## YOUR GOAL
Images must not appear in your copy; reproduce every other part of the records exactly.

Dataset records
===

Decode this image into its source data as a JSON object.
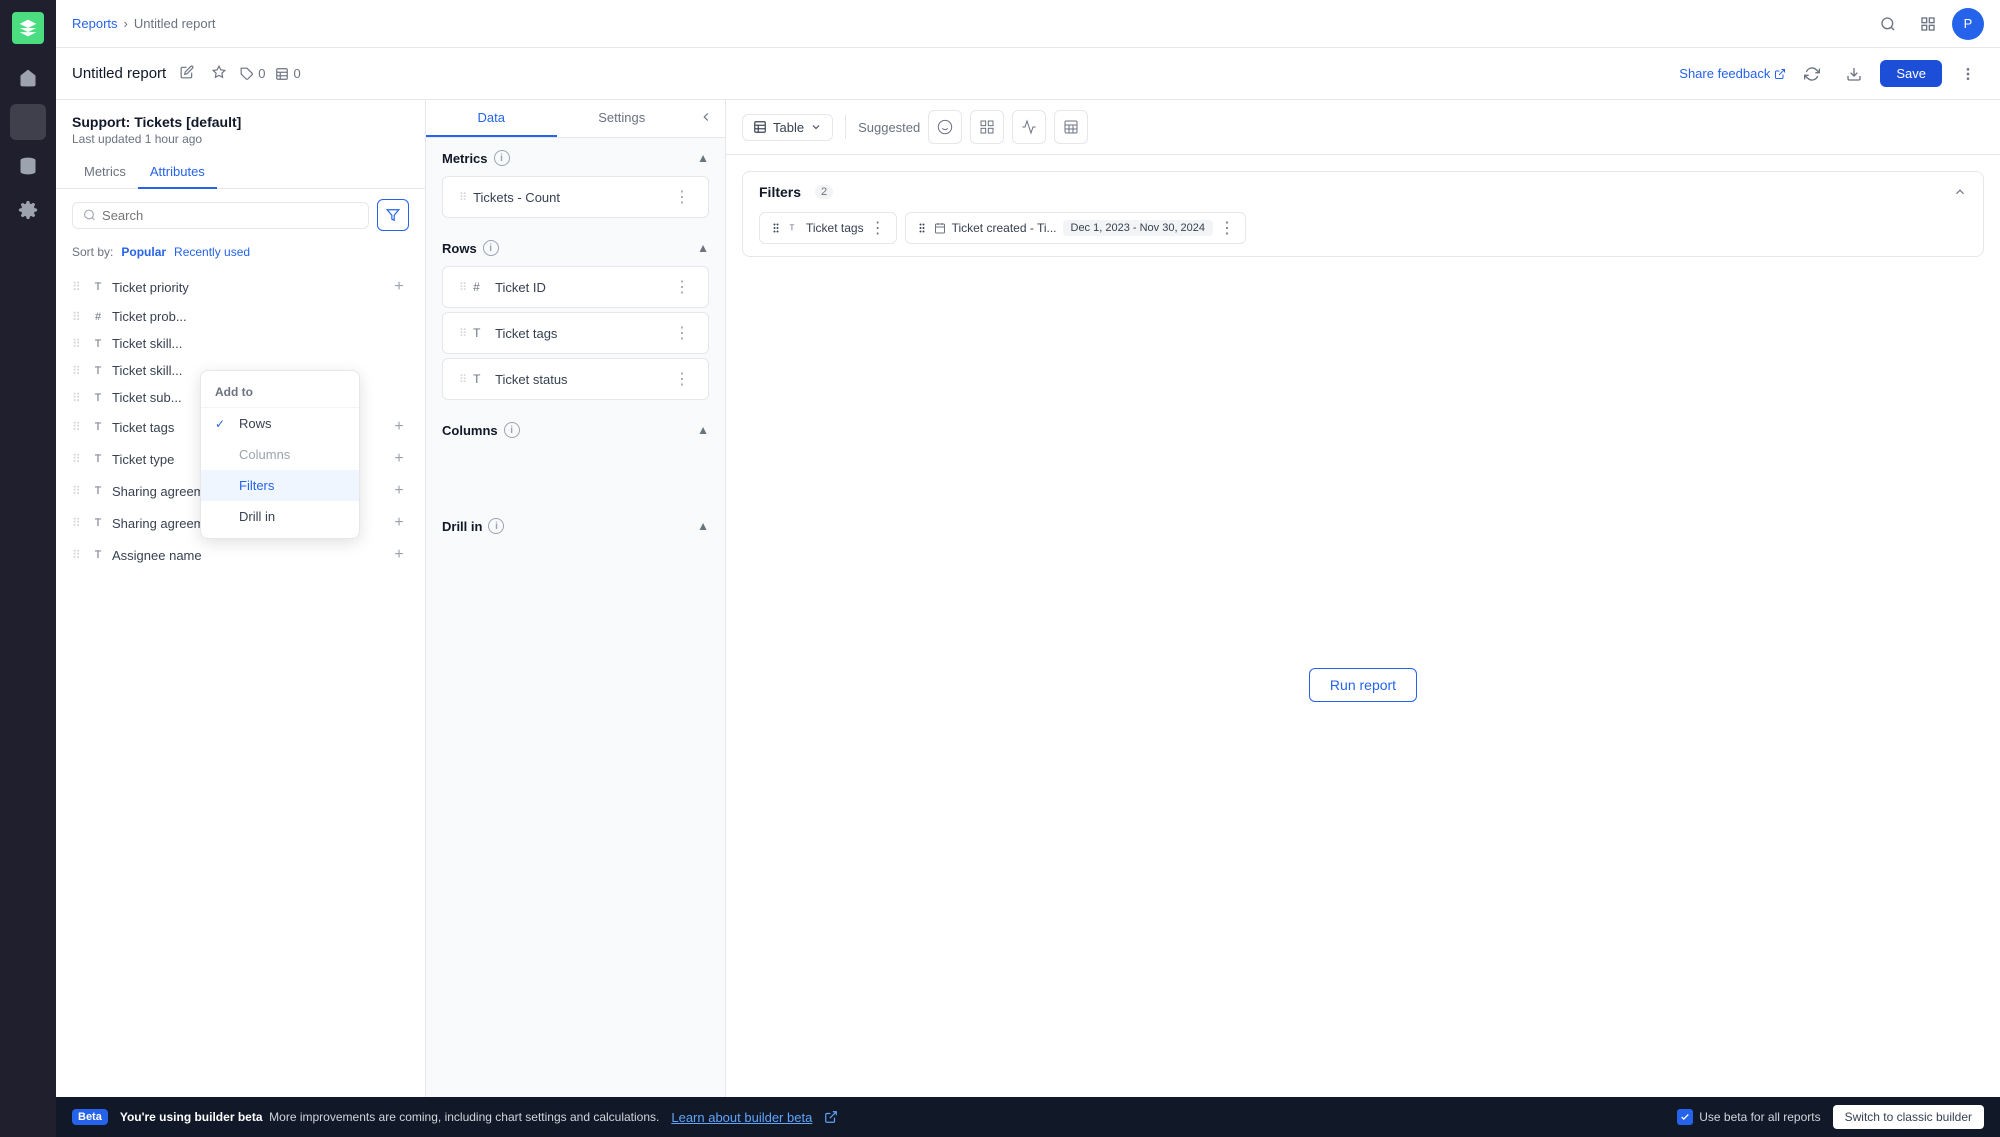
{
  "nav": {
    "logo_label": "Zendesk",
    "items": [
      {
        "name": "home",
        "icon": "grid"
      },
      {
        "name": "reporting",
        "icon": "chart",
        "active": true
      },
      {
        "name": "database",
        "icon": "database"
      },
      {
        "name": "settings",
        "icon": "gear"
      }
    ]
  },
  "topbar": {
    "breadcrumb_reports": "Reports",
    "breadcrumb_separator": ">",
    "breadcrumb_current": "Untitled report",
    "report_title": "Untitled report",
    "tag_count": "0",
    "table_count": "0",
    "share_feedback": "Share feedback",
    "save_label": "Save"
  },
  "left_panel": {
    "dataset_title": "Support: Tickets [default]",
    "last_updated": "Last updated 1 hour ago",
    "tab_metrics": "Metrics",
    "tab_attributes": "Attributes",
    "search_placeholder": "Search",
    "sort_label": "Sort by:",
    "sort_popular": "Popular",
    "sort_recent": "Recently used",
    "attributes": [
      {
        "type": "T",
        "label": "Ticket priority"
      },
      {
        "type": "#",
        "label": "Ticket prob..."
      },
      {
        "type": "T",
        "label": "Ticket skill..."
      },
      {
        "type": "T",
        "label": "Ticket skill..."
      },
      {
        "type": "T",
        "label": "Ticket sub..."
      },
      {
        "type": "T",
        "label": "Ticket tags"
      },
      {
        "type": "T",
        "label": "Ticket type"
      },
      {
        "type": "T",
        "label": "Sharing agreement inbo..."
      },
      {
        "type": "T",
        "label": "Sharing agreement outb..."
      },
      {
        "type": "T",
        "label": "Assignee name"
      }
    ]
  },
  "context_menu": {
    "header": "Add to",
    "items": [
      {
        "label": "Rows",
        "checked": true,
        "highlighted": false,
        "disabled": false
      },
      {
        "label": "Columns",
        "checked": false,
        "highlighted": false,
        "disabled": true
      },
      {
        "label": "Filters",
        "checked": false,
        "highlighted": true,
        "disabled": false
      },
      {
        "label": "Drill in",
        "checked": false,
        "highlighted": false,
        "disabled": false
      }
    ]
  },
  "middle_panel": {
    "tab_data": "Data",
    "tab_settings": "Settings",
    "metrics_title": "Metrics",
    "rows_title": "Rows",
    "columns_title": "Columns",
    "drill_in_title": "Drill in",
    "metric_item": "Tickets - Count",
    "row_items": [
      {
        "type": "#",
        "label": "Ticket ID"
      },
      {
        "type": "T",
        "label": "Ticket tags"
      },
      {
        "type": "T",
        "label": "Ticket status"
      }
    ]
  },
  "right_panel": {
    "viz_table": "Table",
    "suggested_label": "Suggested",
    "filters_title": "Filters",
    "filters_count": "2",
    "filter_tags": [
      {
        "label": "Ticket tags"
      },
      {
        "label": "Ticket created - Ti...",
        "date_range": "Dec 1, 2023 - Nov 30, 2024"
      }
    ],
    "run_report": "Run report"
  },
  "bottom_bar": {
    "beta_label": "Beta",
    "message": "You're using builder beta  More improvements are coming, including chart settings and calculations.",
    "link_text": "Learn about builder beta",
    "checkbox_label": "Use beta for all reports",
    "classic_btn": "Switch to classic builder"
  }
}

===

## EXPECTED ANSWER
Decode this image into its source data as a JSON object.
{
  "nav": {
    "logo_label": "Zendesk",
    "items": [
      {
        "name": "home",
        "icon": "grid"
      },
      {
        "name": "reporting",
        "icon": "chart",
        "active": true
      },
      {
        "name": "database",
        "icon": "database"
      },
      {
        "name": "settings",
        "icon": "gear"
      }
    ]
  },
  "topbar": {
    "breadcrumb_reports": "Reports",
    "breadcrumb_separator": ">",
    "breadcrumb_current": "Untitled report",
    "report_title": "Untitled report",
    "tag_count": "0",
    "table_count": "0",
    "share_feedback": "Share feedback",
    "save_label": "Save"
  },
  "left_panel": {
    "dataset_title": "Support: Tickets [default]",
    "last_updated": "Last updated 1 hour ago",
    "tab_metrics": "Metrics",
    "tab_attributes": "Attributes",
    "search_placeholder": "Search",
    "sort_label": "Sort by:",
    "sort_popular": "Popular",
    "sort_recent": "Recently used",
    "attributes": [
      {
        "type": "T",
        "label": "Ticket priority"
      },
      {
        "type": "#",
        "label": "Ticket prob..."
      },
      {
        "type": "T",
        "label": "Ticket skill..."
      },
      {
        "type": "T",
        "label": "Ticket skill..."
      },
      {
        "type": "T",
        "label": "Ticket sub..."
      },
      {
        "type": "T",
        "label": "Ticket tags"
      },
      {
        "type": "T",
        "label": "Ticket type"
      },
      {
        "type": "T",
        "label": "Sharing agreement inbo..."
      },
      {
        "type": "T",
        "label": "Sharing agreement outb..."
      },
      {
        "type": "T",
        "label": "Assignee name"
      }
    ]
  },
  "context_menu": {
    "header": "Add to",
    "items": [
      {
        "label": "Rows",
        "checked": true,
        "highlighted": false,
        "disabled": false
      },
      {
        "label": "Columns",
        "checked": false,
        "highlighted": false,
        "disabled": true
      },
      {
        "label": "Filters",
        "checked": false,
        "highlighted": true,
        "disabled": false
      },
      {
        "label": "Drill in",
        "checked": false,
        "highlighted": false,
        "disabled": false
      }
    ]
  },
  "middle_panel": {
    "tab_data": "Data",
    "tab_settings": "Settings",
    "metrics_title": "Metrics",
    "rows_title": "Rows",
    "columns_title": "Columns",
    "drill_in_title": "Drill in",
    "metric_item": "Tickets - Count",
    "row_items": [
      {
        "type": "#",
        "label": "Ticket ID"
      },
      {
        "type": "T",
        "label": "Ticket tags"
      },
      {
        "type": "T",
        "label": "Ticket status"
      }
    ]
  },
  "right_panel": {
    "viz_table": "Table",
    "suggested_label": "Suggested",
    "filters_title": "Filters",
    "filters_count": "2",
    "filter_tags": [
      {
        "label": "Ticket tags"
      },
      {
        "label": "Ticket created - Ti...",
        "date_range": "Dec 1, 2023 - Nov 30, 2024"
      }
    ],
    "run_report": "Run report"
  },
  "bottom_bar": {
    "beta_label": "Beta",
    "message": "You're using builder beta  More improvements are coming, including chart settings and calculations.",
    "link_text": "Learn about builder beta",
    "checkbox_label": "Use beta for all reports",
    "classic_btn": "Switch to classic builder"
  }
}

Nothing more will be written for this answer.